_The task_
Leaving out the pictures, please retype each record exactly.

* * *

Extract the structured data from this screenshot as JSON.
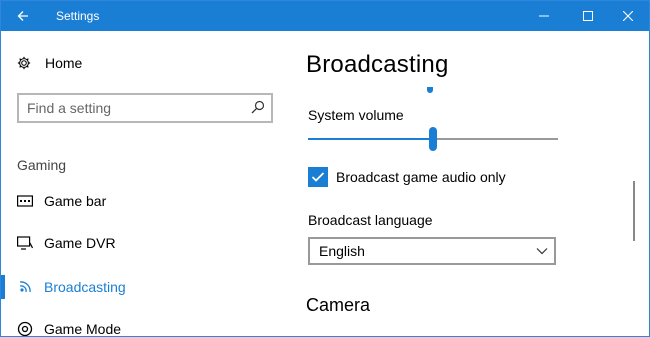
{
  "window": {
    "title": "Settings",
    "accent": "#1a7fd4"
  },
  "titlebar": {
    "back_icon": "back-arrow-icon",
    "minimize_icon": "minimize-icon",
    "maximize_icon": "maximize-icon",
    "close_icon": "close-icon"
  },
  "sidebar": {
    "home_label": "Home",
    "search": {
      "placeholder": "Find a setting",
      "value": ""
    },
    "section_label": "Gaming",
    "items": [
      {
        "label": "Game bar",
        "icon": "game-bar-icon",
        "active": false
      },
      {
        "label": "Game DVR",
        "icon": "game-dvr-icon",
        "active": false
      },
      {
        "label": "Broadcasting",
        "icon": "broadcasting-icon",
        "active": true
      },
      {
        "label": "Game Mode",
        "icon": "game-mode-icon",
        "active": false
      }
    ]
  },
  "main": {
    "title": "Broadcasting",
    "system_volume": {
      "label": "System volume",
      "level_fraction": 0.5
    },
    "broadcast_audio_only": {
      "label": "Broadcast game audio only",
      "checked": true
    },
    "broadcast_language": {
      "label": "Broadcast language",
      "selected": "English"
    },
    "camera_heading": "Camera"
  }
}
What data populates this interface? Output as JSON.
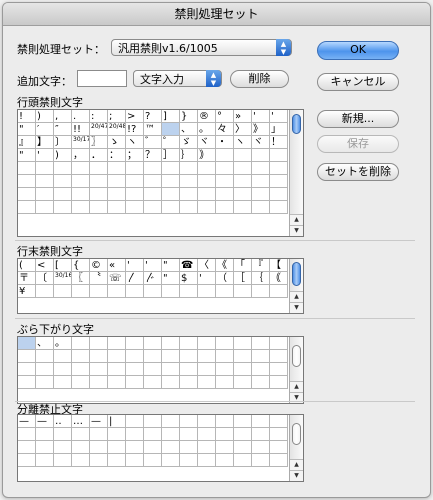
{
  "window": {
    "title": "禁則処理セット"
  },
  "set_row": {
    "label": "禁則処理セット：",
    "selected": "汎用禁則v1.6/1005"
  },
  "add_row": {
    "label": "追加文字：",
    "value": "",
    "mode_selected": "文字入力",
    "delete_label": "削除"
  },
  "buttons": {
    "ok": "OK",
    "cancel": "キャンセル",
    "new": "新規...",
    "save": "保存",
    "delete_set": "セットを削除"
  },
  "sections": {
    "head": {
      "title": "行頭禁則文字"
    },
    "tail": {
      "title": "行末禁則文字"
    },
    "hang": {
      "title": "ぶら下がり文字"
    },
    "nosplit": {
      "title": "分離禁止文字"
    }
  },
  "head_chars": [
    [
      "!",
      ")",
      ",",
      ".",
      ":",
      ";",
      ">",
      "?",
      "]",
      "}",
      "®",
      "°",
      "»",
      "'",
      "'"
    ],
    [
      "\"",
      "′",
      "″",
      "!!",
      "20/47",
      "20/48",
      "!?",
      "™",
      "",
      "、",
      "。",
      "々",
      "〉",
      "》",
      "」"
    ],
    [
      "』",
      "】",
      "〕",
      "30/17",
      "〗",
      "ゝ",
      "ヽ",
      "゛",
      "゜",
      "ゞ",
      "ヾ",
      "・",
      "ヽ",
      "ヾ",
      "！"
    ],
    [
      "\"",
      "'",
      ")",
      "，",
      "．",
      "：",
      "；",
      "？",
      "］",
      "｝",
      "｠",
      "",
      "",
      "",
      ""
    ],
    [
      "",
      "",
      "",
      "",
      "",
      "",
      "",
      "",
      "",
      "",
      "",
      "",
      "",
      "",
      ""
    ],
    [
      "",
      "",
      "",
      "",
      "",
      "",
      "",
      "",
      "",
      "",
      "",
      "",
      "",
      "",
      ""
    ],
    [
      "",
      "",
      "",
      "",
      "",
      "",
      "",
      "",
      "",
      "",
      "",
      "",
      "",
      "",
      ""
    ],
    [
      "",
      "",
      "",
      "",
      "",
      "",
      "",
      "",
      "",
      "",
      "",
      "",
      "",
      "",
      ""
    ]
  ],
  "tail_chars": [
    [
      "(",
      "<",
      "[",
      "{",
      "©",
      "«",
      "'",
      "'",
      "\"",
      "☎",
      "〈",
      "《",
      "「",
      "『",
      "【"
    ],
    [
      "〒",
      "〔",
      "30/16",
      "〖",
      "〝",
      "☏",
      "〳",
      "〴",
      "\"",
      "$",
      "'",
      "（",
      "［",
      "｛",
      "｟"
    ],
    [
      "¥",
      "",
      "",
      "",
      "",
      "",
      "",
      "",
      "",
      "",
      "",
      "",
      "",
      "",
      ""
    ]
  ],
  "hang_chars": [
    [
      "",
      "、",
      "。",
      "",
      "",
      "",
      "",
      "",
      "",
      "",
      "",
      "",
      "",
      "",
      ""
    ],
    [
      "",
      "",
      "",
      "",
      "",
      "",
      "",
      "",
      "",
      "",
      "",
      "",
      "",
      "",
      ""
    ],
    [
      "",
      "",
      "",
      "",
      "",
      "",
      "",
      "",
      "",
      "",
      "",
      "",
      "",
      "",
      ""
    ],
    [
      "",
      "",
      "",
      "",
      "",
      "",
      "",
      "",
      "",
      "",
      "",
      "",
      "",
      "",
      ""
    ]
  ],
  "nosplit_chars": [
    [
      "—",
      "—",
      "‥",
      "…",
      "—",
      "|",
      "",
      "",
      "",
      "",
      "",
      "",
      "",
      "",
      ""
    ],
    [
      "",
      "",
      "",
      "",
      "",
      "",
      "",
      "",
      "",
      "",
      "",
      "",
      "",
      "",
      ""
    ],
    [
      "",
      "",
      "",
      "",
      "",
      "",
      "",
      "",
      "",
      "",
      "",
      "",
      "",
      "",
      ""
    ],
    [
      "",
      "",
      "",
      "",
      "",
      "",
      "",
      "",
      "",
      "",
      "",
      "",
      "",
      "",
      ""
    ]
  ],
  "colors": {
    "selection": "#bcd2ee",
    "accent": "#4d94ec"
  }
}
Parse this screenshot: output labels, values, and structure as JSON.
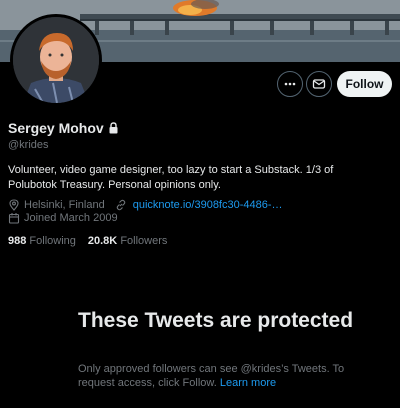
{
  "profile": {
    "name": "Sergey Mohov",
    "handle": "@krides",
    "bio": "Volunteer, video game designer, too lazy to start a Substack. 1/3 of Polubotok Treasury. Personal opinions only.",
    "location": "Helsinki, Finland",
    "website": "quicknote.io/3908fc30-4486-…",
    "joined": "Joined March 2009",
    "following_count": "988",
    "following_label": "Following",
    "followers_count": "20.8K",
    "followers_label": "Followers",
    "locked": true
  },
  "actions": {
    "more_icon": "more-icon",
    "message_icon": "envelope-icon",
    "follow_label": "Follow"
  },
  "protected": {
    "title": "These Tweets are protected",
    "description": "Only approved followers can see @krides’s Tweets. To request access, click Follow.",
    "learn_more": "Learn more"
  },
  "colors": {
    "background": "#000000",
    "accent": "#1d9bf0",
    "secondary_text": "#71767b",
    "follow_button_bg": "#eff3f4"
  }
}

* * *

_Problem solution_
Extract the structured data from this screenshot as JSON.
{
  "window": {
    "title": "Settings",
    "accent": "#1a7fd4"
  },
  "titlebar": {
    "back_icon": "back-arrow-icon",
    "minimize_icon": "minimize-icon",
    "maximize_icon": "maximize-icon",
    "close_icon": "close-icon"
  },
  "sidebar": {
    "home_label": "Home",
    "search": {
      "placeholder": "Find a setting",
      "value": ""
    },
    "section_label": "Gaming",
    "items": [
      {
        "label": "Game bar",
        "icon": "game-bar-icon",
        "active": false
      },
      {
        "label": "Game DVR",
        "icon": "game-dvr-icon",
        "active": false
      },
      {
        "label": "Broadcasting",
        "icon": "broadcasting-icon",
        "active": true
      },
      {
        "label": "Game Mode",
        "icon": "game-mode-icon",
        "active": false
      }
    ]
  },
  "main": {
    "title": "Broadcasting",
    "system_volume": {
      "label": "System volume",
      "level_fraction": 0.5
    },
    "broadcast_audio_only": {
      "label": "Broadcast game audio only",
      "checked": true
    },
    "broadcast_language": {
      "label": "Broadcast language",
      "selected": "English"
    },
    "camera_heading": "Camera"
  }
}
What data populates this interface? Output as JSON.
{
  "window": {
    "title": "禁則処理セット"
  },
  "set_row": {
    "label": "禁則処理セット：",
    "selected": "汎用禁則v1.6/1005"
  },
  "add_row": {
    "label": "追加文字：",
    "value": "",
    "mode_selected": "文字入力",
    "delete_label": "削除"
  },
  "buttons": {
    "ok": "OK",
    "cancel": "キャンセル",
    "new": "新規...",
    "save": "保存",
    "delete_set": "セットを削除"
  },
  "sections": {
    "head": {
      "title": "行頭禁則文字"
    },
    "tail": {
      "title": "行末禁則文字"
    },
    "hang": {
      "title": "ぶら下がり文字"
    },
    "nosplit": {
      "title": "分離禁止文字"
    }
  },
  "head_chars": [
    [
      "!",
      ")",
      ",",
      ".",
      ":",
      ";",
      ">",
      "?",
      "]",
      "}",
      "®",
      "°",
      "»",
      "'",
      "'"
    ],
    [
      "\"",
      "′",
      "″",
      "!!",
      "20/47",
      "20/48",
      "!?",
      "™",
      "",
      "、",
      "。",
      "々",
      "〉",
      "》",
      "」"
    ],
    [
      "』",
      "】",
      "〕",
      "30/17",
      "〗",
      "ゝ",
      "ヽ",
      "゛",
      "゜",
      "ゞ",
      "ヾ",
      "・",
      "ヽ",
      "ヾ",
      "！"
    ],
    [
      "\"",
      "'",
      ")",
      "，",
      "．",
      "：",
      "；",
      "？",
      "］",
      "｝",
      "｠",
      "",
      "",
      "",
      ""
    ],
    [
      "",
      "",
      "",
      "",
      "",
      "",
      "",
      "",
      "",
      "",
      "",
      "",
      "",
      "",
      ""
    ],
    [
      "",
      "",
      "",
      "",
      "",
      "",
      "",
      "",
      "",
      "",
      "",
      "",
      "",
      "",
      ""
    ],
    [
      "",
      "",
      "",
      "",
      "",
      "",
      "",
      "",
      "",
      "",
      "",
      "",
      "",
      "",
      ""
    ],
    [
      "",
      "",
      "",
      "",
      "",
      "",
      "",
      "",
      "",
      "",
      "",
      "",
      "",
      "",
      ""
    ]
  ],
  "tail_chars": [
    [
      "(",
      "<",
      "[",
      "{",
      "©",
      "«",
      "'",
      "'",
      "\"",
      "☎",
      "〈",
      "《",
      "「",
      "『",
      "【"
    ],
    [
      "〒",
      "〔",
      "30/16",
      "〖",
      "〝",
      "☏",
      "〳",
      "〴",
      "\"",
      "$",
      "'",
      "（",
      "［",
      "｛",
      "｟"
    ],
    [
      "¥",
      "",
      "",
      "",
      "",
      "",
      "",
      "",
      "",
      "",
      "",
      "",
      "",
      "",
      ""
    ]
  ],
  "hang_chars": [
    [
      "",
      "、",
      "。",
      "",
      "",
      "",
      "",
      "",
      "",
      "",
      "",
      "",
      "",
      "",
      ""
    ],
    [
      "",
      "",
      "",
      "",
      "",
      "",
      "",
      "",
      "",
      "",
      "",
      "",
      "",
      "",
      ""
    ],
    [
      "",
      "",
      "",
      "",
      "",
      "",
      "",
      "",
      "",
      "",
      "",
      "",
      "",
      "",
      ""
    ],
    [
      "",
      "",
      "",
      "",
      "",
      "",
      "",
      "",
      "",
      "",
      "",
      "",
      "",
      "",
      ""
    ]
  ],
  "nosplit_chars": [
    [
      "—",
      "—",
      "‥",
      "…",
      "—",
      "|",
      "",
      "",
      "",
      "",
      "",
      "",
      "",
      "",
      ""
    ],
    [
      "",
      "",
      "",
      "",
      "",
      "",
      "",
      "",
      "",
      "",
      "",
      "",
      "",
      "",
      ""
    ],
    [
      "",
      "",
      "",
      "",
      "",
      "",
      "",
      "",
      "",
      "",
      "",
      "",
      "",
      "",
      ""
    ],
    [
      "",
      "",
      "",
      "",
      "",
      "",
      "",
      "",
      "",
      "",
      "",
      "",
      "",
      "",
      ""
    ]
  ],
  "colors": {
    "selection": "#bcd2ee",
    "accent": "#4d94ec"
  }
}
Parse this screenshot: output labels, values, and structure as JSON.
{
  "profile": {
    "name": "Sergey Mohov",
    "handle": "@krides",
    "bio": "Volunteer, video game designer, too lazy to start a Substack. 1/3 of Polubotok Treasury. Personal opinions only.",
    "location": "Helsinki, Finland",
    "website": "quicknote.io/3908fc30-4486-…",
    "joined": "Joined March 2009",
    "following_count": "988",
    "following_label": "Following",
    "followers_count": "20.8K",
    "followers_label": "Followers",
    "locked": true
  },
  "actions": {
    "more_icon": "more-icon",
    "message_icon": "envelope-icon",
    "follow_label": "Follow"
  },
  "protected": {
    "title": "These Tweets are protected",
    "description": "Only approved followers can see @krides’s Tweets. To request access, click Follow.",
    "learn_more": "Learn more"
  },
  "colors": {
    "background": "#000000",
    "accent": "#1d9bf0",
    "secondary_text": "#71767b",
    "follow_button_bg": "#eff3f4"
  }
}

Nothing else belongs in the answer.